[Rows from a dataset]
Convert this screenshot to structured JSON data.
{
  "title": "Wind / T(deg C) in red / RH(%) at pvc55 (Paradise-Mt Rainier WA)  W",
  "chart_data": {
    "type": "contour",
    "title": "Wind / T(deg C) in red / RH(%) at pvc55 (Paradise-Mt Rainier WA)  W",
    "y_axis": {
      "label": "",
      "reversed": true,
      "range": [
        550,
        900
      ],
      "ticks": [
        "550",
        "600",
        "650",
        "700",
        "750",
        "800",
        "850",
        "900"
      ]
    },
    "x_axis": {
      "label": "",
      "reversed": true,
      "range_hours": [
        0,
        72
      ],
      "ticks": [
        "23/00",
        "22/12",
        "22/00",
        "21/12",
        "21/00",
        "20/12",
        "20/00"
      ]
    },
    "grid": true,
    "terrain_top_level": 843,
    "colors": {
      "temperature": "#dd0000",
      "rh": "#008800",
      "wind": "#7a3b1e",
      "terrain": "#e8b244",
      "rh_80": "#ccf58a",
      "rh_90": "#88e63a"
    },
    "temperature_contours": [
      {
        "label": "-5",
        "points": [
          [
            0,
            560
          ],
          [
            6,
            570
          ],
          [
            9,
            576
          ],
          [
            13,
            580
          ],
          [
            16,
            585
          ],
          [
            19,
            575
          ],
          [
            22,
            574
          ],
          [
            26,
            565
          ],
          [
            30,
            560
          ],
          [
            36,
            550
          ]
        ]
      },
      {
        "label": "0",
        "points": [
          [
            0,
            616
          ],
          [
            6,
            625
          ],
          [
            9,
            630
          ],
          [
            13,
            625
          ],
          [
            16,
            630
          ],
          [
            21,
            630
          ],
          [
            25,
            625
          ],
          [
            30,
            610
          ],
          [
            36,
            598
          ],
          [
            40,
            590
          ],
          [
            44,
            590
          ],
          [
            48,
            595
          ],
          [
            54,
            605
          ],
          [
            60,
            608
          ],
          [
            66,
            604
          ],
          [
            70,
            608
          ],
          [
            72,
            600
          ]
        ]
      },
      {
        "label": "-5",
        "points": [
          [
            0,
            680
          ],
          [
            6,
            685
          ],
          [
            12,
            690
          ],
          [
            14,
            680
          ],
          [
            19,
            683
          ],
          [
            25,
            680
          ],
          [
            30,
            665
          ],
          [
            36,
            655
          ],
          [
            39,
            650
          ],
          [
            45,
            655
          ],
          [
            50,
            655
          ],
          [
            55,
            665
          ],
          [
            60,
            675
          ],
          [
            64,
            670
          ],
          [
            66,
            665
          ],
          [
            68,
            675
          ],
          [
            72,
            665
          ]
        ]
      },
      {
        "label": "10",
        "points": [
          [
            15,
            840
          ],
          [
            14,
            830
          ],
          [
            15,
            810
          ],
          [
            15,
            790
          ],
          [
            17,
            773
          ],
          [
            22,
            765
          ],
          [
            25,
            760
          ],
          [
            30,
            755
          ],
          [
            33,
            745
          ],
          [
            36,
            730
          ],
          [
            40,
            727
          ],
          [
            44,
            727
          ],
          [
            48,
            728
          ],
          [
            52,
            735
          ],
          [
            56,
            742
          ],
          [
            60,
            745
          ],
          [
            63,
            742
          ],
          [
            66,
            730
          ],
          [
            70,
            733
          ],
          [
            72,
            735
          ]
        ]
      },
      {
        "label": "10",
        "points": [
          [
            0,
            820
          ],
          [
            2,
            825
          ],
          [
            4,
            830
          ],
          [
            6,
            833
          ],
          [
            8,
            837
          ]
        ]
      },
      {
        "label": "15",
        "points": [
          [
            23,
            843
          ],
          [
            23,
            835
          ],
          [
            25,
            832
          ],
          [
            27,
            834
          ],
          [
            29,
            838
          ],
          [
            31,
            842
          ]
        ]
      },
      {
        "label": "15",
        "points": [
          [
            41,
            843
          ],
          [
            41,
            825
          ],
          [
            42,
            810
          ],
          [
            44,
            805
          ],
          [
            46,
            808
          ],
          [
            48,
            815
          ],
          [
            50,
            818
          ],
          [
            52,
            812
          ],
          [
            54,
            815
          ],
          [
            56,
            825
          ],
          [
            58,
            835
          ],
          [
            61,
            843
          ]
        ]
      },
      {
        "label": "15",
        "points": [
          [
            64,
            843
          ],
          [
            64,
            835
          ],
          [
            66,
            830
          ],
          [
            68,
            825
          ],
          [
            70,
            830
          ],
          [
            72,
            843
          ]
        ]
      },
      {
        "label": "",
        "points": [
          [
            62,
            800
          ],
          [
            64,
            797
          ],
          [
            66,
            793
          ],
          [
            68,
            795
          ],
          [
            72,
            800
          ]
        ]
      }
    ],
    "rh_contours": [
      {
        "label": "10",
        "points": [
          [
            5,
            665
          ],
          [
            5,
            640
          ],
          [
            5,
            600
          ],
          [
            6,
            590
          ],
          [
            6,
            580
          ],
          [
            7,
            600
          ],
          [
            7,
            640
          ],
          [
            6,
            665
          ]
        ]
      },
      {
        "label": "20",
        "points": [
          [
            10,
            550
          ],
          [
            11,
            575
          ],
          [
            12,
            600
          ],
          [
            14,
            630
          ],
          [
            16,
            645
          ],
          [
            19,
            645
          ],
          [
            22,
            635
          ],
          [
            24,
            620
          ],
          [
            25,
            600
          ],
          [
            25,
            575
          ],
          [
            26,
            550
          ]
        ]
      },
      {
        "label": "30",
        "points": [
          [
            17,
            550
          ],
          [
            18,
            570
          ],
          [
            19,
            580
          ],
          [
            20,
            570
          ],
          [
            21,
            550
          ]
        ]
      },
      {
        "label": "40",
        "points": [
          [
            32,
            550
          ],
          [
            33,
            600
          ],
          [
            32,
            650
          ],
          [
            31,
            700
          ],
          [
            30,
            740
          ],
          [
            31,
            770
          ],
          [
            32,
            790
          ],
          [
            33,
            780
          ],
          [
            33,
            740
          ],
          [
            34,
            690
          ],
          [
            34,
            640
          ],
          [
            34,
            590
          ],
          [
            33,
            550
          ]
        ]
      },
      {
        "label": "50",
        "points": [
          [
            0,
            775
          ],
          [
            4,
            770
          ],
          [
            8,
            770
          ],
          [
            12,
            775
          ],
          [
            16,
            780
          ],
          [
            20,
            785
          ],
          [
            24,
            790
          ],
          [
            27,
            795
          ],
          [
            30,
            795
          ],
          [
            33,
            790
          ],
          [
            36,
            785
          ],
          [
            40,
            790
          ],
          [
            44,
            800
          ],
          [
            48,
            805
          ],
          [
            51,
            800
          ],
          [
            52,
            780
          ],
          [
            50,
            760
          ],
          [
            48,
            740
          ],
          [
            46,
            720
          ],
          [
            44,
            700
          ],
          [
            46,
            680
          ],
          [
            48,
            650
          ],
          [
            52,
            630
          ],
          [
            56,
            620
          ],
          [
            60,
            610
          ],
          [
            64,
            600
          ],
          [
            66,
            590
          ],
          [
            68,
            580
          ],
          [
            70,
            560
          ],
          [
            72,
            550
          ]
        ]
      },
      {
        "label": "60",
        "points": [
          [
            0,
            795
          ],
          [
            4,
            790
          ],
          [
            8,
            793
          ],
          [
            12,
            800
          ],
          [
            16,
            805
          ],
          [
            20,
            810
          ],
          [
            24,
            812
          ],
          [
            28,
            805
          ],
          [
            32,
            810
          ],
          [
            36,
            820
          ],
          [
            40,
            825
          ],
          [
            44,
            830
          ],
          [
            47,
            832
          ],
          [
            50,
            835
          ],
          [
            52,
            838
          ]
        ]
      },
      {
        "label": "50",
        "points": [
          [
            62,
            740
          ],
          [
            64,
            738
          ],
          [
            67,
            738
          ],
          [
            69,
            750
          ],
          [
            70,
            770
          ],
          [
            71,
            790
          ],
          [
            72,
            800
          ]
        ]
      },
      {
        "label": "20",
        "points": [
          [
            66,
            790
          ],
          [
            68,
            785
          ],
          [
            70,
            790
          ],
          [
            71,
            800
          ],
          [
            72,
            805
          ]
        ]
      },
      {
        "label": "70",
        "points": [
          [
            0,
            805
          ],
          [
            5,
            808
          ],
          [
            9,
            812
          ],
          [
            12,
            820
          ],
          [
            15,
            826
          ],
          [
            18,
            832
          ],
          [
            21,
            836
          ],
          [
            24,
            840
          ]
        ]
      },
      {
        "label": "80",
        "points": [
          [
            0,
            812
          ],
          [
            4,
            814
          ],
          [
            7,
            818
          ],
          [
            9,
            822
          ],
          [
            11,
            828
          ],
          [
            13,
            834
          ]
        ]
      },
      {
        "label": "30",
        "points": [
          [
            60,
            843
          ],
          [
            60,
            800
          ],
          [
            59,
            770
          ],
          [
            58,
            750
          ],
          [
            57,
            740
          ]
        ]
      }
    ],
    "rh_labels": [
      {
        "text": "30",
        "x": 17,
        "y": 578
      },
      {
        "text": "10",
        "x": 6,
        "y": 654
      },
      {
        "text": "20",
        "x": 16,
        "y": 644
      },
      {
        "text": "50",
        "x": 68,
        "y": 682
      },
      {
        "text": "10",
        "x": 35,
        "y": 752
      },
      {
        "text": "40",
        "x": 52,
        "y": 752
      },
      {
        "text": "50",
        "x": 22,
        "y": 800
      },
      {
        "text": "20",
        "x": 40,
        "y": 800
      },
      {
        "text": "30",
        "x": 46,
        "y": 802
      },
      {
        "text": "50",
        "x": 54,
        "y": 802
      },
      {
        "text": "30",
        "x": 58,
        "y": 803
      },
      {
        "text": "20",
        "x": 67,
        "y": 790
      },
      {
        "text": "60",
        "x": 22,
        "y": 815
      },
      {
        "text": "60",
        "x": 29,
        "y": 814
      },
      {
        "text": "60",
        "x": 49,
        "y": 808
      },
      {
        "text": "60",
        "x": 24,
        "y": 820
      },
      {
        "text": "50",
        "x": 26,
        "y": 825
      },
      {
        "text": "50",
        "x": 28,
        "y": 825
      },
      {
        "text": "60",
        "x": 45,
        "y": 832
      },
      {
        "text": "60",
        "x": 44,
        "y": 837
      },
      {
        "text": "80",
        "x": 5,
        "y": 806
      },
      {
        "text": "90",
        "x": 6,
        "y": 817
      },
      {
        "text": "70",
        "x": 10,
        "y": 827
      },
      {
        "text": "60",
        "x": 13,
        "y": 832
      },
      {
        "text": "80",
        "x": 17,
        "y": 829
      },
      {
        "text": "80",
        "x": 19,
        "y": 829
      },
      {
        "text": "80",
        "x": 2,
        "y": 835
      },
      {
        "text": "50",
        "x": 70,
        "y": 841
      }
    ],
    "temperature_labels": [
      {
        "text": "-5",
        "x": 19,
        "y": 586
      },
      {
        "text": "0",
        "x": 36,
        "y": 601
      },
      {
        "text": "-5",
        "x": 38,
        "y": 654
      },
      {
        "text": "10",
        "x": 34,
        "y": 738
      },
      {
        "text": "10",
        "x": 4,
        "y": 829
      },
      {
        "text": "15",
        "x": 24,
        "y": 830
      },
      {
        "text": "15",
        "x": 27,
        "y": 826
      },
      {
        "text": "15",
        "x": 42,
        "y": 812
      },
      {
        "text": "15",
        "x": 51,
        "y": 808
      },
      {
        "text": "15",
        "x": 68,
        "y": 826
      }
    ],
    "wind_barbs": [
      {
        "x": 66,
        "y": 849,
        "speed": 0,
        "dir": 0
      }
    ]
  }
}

---

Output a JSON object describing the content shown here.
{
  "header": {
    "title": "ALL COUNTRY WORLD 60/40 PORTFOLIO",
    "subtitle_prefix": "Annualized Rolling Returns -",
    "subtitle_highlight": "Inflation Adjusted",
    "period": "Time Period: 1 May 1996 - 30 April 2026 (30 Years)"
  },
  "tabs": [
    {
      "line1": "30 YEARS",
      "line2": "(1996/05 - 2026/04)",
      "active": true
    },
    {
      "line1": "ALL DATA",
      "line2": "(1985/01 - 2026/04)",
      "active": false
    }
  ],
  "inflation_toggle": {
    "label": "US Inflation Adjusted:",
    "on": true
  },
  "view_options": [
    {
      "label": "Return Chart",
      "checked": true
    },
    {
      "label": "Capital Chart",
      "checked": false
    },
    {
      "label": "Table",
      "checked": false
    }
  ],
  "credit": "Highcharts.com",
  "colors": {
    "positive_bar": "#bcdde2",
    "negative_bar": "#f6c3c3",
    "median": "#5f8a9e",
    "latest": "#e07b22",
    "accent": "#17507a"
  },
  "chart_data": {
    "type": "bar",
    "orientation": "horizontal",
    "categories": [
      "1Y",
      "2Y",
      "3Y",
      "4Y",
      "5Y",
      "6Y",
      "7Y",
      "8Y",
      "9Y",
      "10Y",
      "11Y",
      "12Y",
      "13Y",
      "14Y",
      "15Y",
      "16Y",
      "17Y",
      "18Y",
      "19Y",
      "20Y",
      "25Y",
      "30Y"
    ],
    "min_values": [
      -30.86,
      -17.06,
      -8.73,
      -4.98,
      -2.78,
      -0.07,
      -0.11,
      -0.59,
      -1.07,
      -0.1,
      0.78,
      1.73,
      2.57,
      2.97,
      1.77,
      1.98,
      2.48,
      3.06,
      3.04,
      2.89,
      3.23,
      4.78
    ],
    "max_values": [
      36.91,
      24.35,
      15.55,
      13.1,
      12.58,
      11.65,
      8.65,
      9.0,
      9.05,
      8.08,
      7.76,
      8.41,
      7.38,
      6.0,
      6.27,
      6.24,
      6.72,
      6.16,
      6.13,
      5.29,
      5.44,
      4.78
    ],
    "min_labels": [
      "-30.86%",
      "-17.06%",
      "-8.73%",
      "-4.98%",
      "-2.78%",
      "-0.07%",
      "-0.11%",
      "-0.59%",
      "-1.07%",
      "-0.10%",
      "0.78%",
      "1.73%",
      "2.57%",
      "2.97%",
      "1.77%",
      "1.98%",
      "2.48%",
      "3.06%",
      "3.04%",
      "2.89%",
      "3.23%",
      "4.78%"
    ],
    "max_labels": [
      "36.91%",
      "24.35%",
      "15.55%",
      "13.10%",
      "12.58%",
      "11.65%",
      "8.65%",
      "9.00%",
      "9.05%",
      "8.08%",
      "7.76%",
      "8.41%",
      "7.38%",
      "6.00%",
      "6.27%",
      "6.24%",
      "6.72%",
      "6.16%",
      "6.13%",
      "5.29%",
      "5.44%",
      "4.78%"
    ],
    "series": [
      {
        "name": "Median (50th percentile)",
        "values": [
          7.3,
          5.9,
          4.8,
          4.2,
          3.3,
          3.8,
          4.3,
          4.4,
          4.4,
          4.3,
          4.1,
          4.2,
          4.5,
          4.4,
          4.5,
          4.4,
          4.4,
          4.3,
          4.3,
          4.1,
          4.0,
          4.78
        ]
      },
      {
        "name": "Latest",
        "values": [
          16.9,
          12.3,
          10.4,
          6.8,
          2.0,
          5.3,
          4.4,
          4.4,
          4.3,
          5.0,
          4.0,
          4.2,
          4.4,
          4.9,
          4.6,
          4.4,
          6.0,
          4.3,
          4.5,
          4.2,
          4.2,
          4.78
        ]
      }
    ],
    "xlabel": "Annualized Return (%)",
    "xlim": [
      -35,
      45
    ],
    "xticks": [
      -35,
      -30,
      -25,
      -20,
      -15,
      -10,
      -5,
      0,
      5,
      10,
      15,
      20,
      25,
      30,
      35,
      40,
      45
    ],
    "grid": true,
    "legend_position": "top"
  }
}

To be done: List the lines that contain the word "Rainier".

Result of the task:
  "title": "Wind / T(deg C) in red / RH(%) at pvc55 (Paradise-Mt Rainier WA)  W",
    "title": "Wind / T(deg C) in red / RH(%) at pvc55 (Paradise-Mt Rainier WA)  W",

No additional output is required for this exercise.